### Excerpted text
Like Adam Behr, I am intrigued by the growing popularity of the concept of ‘classic’ albums live, and his insightful post on this site served to highlight several of the contradictions inherent within such vehicles.  Considering contemporary consumption habits and the multitude of music file management manifestations, do such events assume the guise of a visual record-listening club and represent the only occasion  when we experience to an album from start to finish, and in the order represented on the sleeve?  Furthermore, by their very nature, do these recitals serve to impose a ‘set list tyranny’, and deprive the audience of any form of engagement with the concept of spontaneity within live performances?  Ultimately, despite emanating from an  analogue era, are such enterprises emblematic of what appears to be the increasingly obvious manifestation towards the anaesthetized live concert experience?

This last issue is something that seemed to underpin several aspects of the discussion that emerged from the recent Live Music Exchange Conference in Leeds.  One distinct example materialized in the session devoted to the new live concert arena in Leeds, which is due to open in 2013.  Certainly, while this venue falls into the ‘long time coming’ category, its somewhat elongated development period has facilitated engagement with future-contemporary notions of the ‘perfect’ live entertainment experience from the promoter’s and venue’s perspective. ‘Perfect’ may not have been the actual term used on this occasion, but the terminology applied certainly indicated that this was a fundamental focus of the venture.  These ‘perfect experiences’, we were informed, ranged from streamlined transport links to the venue, to minimum queueing for refreshments, and enhanced sight-lines for the audience. Altogether, the perfect live concert experience.

### Entries

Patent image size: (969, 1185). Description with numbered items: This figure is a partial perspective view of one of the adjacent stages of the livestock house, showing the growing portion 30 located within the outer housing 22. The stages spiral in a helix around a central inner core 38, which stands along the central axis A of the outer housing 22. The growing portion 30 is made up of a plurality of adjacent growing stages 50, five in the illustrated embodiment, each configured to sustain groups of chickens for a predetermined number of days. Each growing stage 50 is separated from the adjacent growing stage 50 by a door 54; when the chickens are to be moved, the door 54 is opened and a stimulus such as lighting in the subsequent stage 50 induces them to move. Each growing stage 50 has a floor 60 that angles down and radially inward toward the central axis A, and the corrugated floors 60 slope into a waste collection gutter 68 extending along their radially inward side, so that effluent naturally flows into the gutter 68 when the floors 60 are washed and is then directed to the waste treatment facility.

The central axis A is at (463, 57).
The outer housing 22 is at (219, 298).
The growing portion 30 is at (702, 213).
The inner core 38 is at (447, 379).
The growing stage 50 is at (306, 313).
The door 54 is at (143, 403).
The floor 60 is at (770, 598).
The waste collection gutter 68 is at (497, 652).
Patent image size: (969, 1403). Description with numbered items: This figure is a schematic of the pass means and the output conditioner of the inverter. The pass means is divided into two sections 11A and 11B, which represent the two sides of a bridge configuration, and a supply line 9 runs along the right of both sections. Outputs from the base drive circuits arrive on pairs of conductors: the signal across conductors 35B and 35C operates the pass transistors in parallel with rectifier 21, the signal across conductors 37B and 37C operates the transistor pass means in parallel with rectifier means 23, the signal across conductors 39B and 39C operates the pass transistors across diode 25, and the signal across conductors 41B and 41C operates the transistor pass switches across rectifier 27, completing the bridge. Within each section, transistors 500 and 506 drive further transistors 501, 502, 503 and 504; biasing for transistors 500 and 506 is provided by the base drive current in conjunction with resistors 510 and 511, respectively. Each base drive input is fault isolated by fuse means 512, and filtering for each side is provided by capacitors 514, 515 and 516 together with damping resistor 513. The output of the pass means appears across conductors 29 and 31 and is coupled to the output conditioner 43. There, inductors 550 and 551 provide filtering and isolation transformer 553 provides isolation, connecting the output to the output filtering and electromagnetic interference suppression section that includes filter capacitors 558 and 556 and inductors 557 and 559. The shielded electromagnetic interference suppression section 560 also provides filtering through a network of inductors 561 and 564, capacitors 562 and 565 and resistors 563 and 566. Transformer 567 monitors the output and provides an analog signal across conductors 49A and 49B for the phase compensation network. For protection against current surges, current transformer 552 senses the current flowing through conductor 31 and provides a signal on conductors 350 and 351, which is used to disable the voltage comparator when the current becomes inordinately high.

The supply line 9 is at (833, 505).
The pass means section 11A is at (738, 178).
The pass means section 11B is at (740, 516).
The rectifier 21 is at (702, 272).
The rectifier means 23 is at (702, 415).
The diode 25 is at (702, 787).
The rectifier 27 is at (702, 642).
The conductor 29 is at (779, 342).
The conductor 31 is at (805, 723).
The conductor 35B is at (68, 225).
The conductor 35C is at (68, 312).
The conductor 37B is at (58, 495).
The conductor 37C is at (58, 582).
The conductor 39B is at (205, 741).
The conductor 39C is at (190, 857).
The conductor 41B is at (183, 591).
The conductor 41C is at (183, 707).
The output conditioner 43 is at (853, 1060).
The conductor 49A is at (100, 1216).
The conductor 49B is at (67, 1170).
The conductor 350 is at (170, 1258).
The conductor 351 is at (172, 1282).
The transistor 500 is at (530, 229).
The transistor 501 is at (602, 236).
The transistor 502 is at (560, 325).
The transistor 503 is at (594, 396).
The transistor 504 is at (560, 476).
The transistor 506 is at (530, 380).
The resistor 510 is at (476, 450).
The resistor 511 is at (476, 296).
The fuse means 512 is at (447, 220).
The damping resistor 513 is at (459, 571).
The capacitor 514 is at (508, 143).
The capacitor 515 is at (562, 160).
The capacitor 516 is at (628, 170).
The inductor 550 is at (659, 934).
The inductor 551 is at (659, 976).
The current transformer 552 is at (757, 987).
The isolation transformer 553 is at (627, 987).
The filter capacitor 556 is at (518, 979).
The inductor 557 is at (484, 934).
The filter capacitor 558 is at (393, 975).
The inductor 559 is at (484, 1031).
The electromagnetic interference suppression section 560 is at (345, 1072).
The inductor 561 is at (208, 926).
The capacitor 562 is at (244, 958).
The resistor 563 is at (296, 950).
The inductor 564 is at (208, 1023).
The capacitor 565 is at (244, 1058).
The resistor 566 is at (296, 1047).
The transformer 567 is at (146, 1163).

### Task description
Transcribe the full passage about live performances of classic albums and the "perfect" concert experience, word for word.

### Answer to the exercise
Like Adam Behr, I am intrigued by the growing popularity of the concept of ‘classic’ albums live, and his insightful post on this site served to highlight several of the contradictions inherent within such vehicles.  Considering contemporary consumption habits and the multitude of music file management manifestations, do such events assume the guise of a visual record-listening club and represent the only occasion  when we experience to an album from start to finish, and in the order represented on the sleeve?  Furthermore, by their very nature, do these recitals serve to impose a ‘set list tyranny’, and deprive the audience of any form of engagement with the concept of spontaneity within live performances?  Ultimately, despite emanating from an  analogue era, are such enterprises emblematic of what appears to be the increasingly obvious manifestation towards the anaesthetized live concert experience?

This last issue is something that seemed to underpin several aspects of the discussion that emerged from the recent Live Music Exchange Conference in Leeds.  One distinct example materialized in the session devoted to the new live concert arena in Leeds, which is due to open in 2013.  Certainly, while this venue falls into the ‘long time coming’ category, its somewhat elongated development period has facilitated engagement with future-contemporary notions of the ‘perfect’ live entertainment experience from the promoter’s and venue’s perspective. ‘Perfect’ may not have been the actual term used on this occasion, but the terminology applied certainly indicated that this was a fundamental focus of the venture.  These ‘perfect experiences’, we were informed, ranged from streamlined transport links to the venue, to minimum queueing for refreshments, and enhanced sight-lines for the audience. Altogether, the perfect live concert experience.